**What this task involves**
Copy the lines of the material unchanged, starting at the line that contains "character-multi-2[interactable]: Đa nh..." and ending at the line that contains "plus-icon xyxy=(472,967,502,997)", with both of those lines included.

**Spatial annotation records**
────

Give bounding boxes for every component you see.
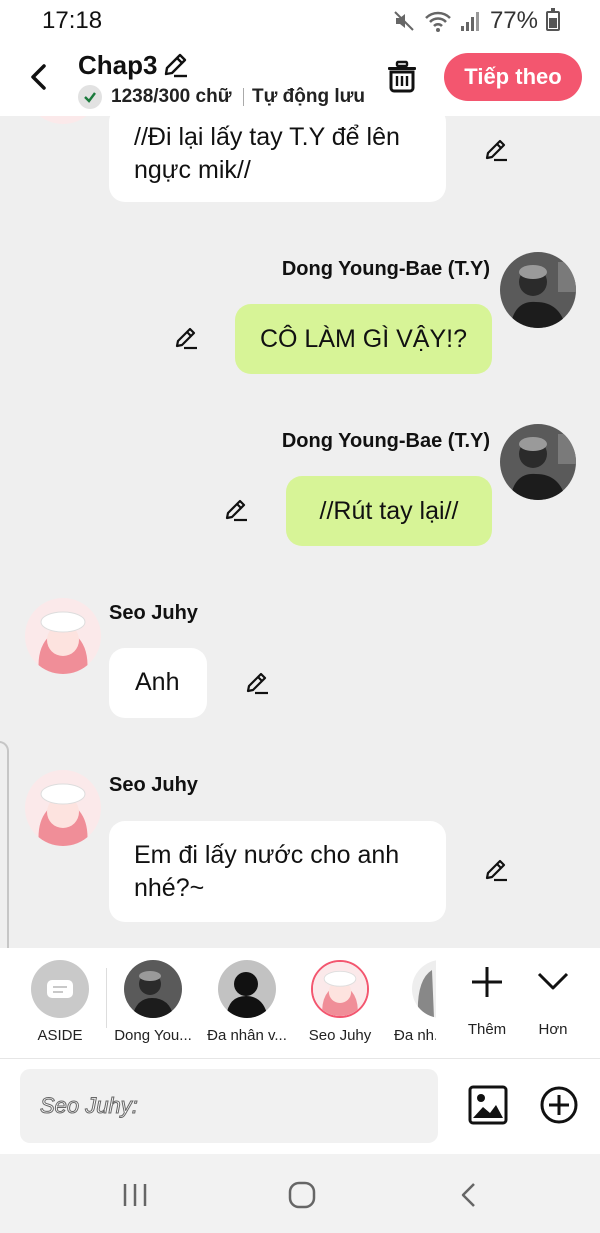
character-multi-2[interactable]: Đa nh... xyxy=(388,960,436,1044)
pencil-icon[interactable] xyxy=(160,50,190,80)
character-aside[interactable]: ASIDE xyxy=(15,960,105,1044)
character-label: ASIDE xyxy=(37,1027,83,1044)
avatar-dong-young-bae[interactable] xyxy=(500,252,576,328)
sender-name: Seo Juhy xyxy=(109,774,198,796)
battery-percent: 77% xyxy=(489,7,538,34)
trash-icon[interactable] xyxy=(384,58,420,94)
next-button[interactable]: Tiếp theo xyxy=(444,53,582,101)
home-icon[interactable] xyxy=(285,1178,319,1212)
avatar-seo-juhy[interactable] xyxy=(25,116,101,124)
status-time: 17:18 xyxy=(42,7,103,34)
image-icon[interactable] xyxy=(468,1085,508,1125)
add-label: Thêm xyxy=(467,1021,507,1038)
add-character-button[interactable]: Thêm xyxy=(455,962,519,1038)
plus-icon xyxy=(472,967,502,997)
character-dong-young-bae[interactable]: Dong You... xyxy=(108,960,198,1044)
input-placeholder: Seo Juhy: xyxy=(40,1093,139,1119)
character-label: Đa nh... xyxy=(394,1027,436,1044)
message-bubble[interactable]: //Rút tay lại// xyxy=(286,476,492,546)
sender-name: Seo Juhy xyxy=(109,602,198,624)
character-label: Đa nhân v... xyxy=(207,1027,287,1044)
character-picker: ASIDE Dong You... Đa nhân v... Seo Juhy … xyxy=(0,948,600,1058)
avatar-seo-juhy[interactable] xyxy=(25,770,101,846)
status-bar: 17:18 77% xyxy=(0,0,600,40)
pencil-icon[interactable] xyxy=(172,324,200,352)
message-bubble[interactable]: Em đi lấy nước cho anh nhé?~ xyxy=(109,821,446,922)
sender-name: Dong Young-Bae (T.Y) xyxy=(281,430,490,452)
recents-icon[interactable] xyxy=(118,1178,152,1212)
character-multi[interactable]: Đa nhân v... xyxy=(202,960,292,1044)
wifi-icon xyxy=(425,11,451,32)
avatar-dong-young-bae[interactable] xyxy=(500,424,576,500)
avatar xyxy=(311,960,369,1018)
message-input[interactable]: Seo Juhy: xyxy=(20,1069,438,1143)
message-text: Anh xyxy=(135,668,180,696)
message-bubble[interactable]: Anh xyxy=(109,648,207,718)
composer: Seo Juhy: xyxy=(0,1058,600,1154)
character-label: Seo Juhy xyxy=(308,1027,372,1044)
chapter-title[interactable]: Chap3 xyxy=(78,50,157,81)
pencil-icon[interactable] xyxy=(222,496,250,524)
editor-header: Chap3 1238/300 chữ Tự động lưu Tiếp theo xyxy=(0,40,600,116)
divider xyxy=(243,88,244,106)
avatar-seo-juhy[interactable] xyxy=(25,598,101,674)
message-bubble[interactable]: //Đi lại lấy tay T.Y để lên ngực mik// xyxy=(109,116,446,202)
check-icon xyxy=(78,85,102,109)
message-text: //Đi lại lấy tay T.Y để lên ngực mik// xyxy=(134,123,400,184)
pencil-icon[interactable] xyxy=(243,669,271,697)
sender-name: Dong Young-Bae (T.Y) xyxy=(281,258,490,280)
autosave-status: Tự động lưu xyxy=(252,86,365,107)
message-bubble[interactable]: CÔ LÀM GÌ VẬY!? xyxy=(235,304,492,374)
avatar xyxy=(412,960,436,1018)
chevron-down-icon xyxy=(537,972,569,990)
pencil-icon[interactable] xyxy=(482,136,510,164)
system-nav-bar xyxy=(0,1154,600,1233)
more-button[interactable]: Hơn xyxy=(521,962,585,1038)
mute-icon xyxy=(394,11,414,31)
more-label: Hơn xyxy=(538,1021,568,1038)
pencil-icon[interactable] xyxy=(482,856,510,884)
divider xyxy=(106,968,107,1028)
scroll-handle[interactable] xyxy=(0,741,9,948)
battery-icon xyxy=(546,8,560,31)
message-text: //Rút tay lại// xyxy=(319,496,459,525)
character-seo-juhy[interactable]: Seo Juhy xyxy=(295,960,385,1044)
plus-circle-icon[interactable] xyxy=(539,1085,579,1125)
avatar xyxy=(124,960,182,1018)
aside-icon xyxy=(31,960,89,1018)
word-count: 1238/300 chữ xyxy=(111,86,232,107)
status-icons: 77% xyxy=(392,7,560,35)
back-icon[interactable] xyxy=(453,1178,487,1212)
chat-area[interactable]: //Đi lại lấy tay T.Y để lên ngực mik// D… xyxy=(0,116,600,948)
signal-icon xyxy=(460,12,479,31)
back-arrow-icon[interactable] xyxy=(22,60,56,94)
avatar xyxy=(218,960,276,1018)
character-label: Dong You... xyxy=(114,1027,192,1044)
message-text: Em đi lấy nước cho anh nhé?~ xyxy=(134,841,400,902)
message-text: CÔ LÀM GÌ VẬY!? xyxy=(259,324,467,353)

────

**The result**
character-multi-2[interactable]: Đa nh... xyxy=(388,960,436,1044)
pencil-icon[interactable] xyxy=(160,50,190,80)
character-aside[interactable]: ASIDE xyxy=(15,960,105,1044)
character-label: ASIDE xyxy=(37,1027,83,1044)
avatar-dong-young-bae[interactable] xyxy=(500,252,576,328)
sender-name: Seo Juhy xyxy=(109,774,198,796)
battery-percent: 77% xyxy=(489,7,538,34)
trash-icon[interactable] xyxy=(384,58,420,94)
next-button[interactable]: Tiếp theo xyxy=(444,53,582,101)
home-icon[interactable] xyxy=(285,1178,319,1212)
avatar-seo-juhy[interactable] xyxy=(25,116,101,124)
status-time: 17:18 xyxy=(42,7,103,34)
image-icon[interactable] xyxy=(468,1085,508,1125)
add-label: Thêm xyxy=(467,1021,507,1038)
add-character-button[interactable]: Thêm xyxy=(455,962,519,1038)
plus-icon xyxy=(472,967,502,997)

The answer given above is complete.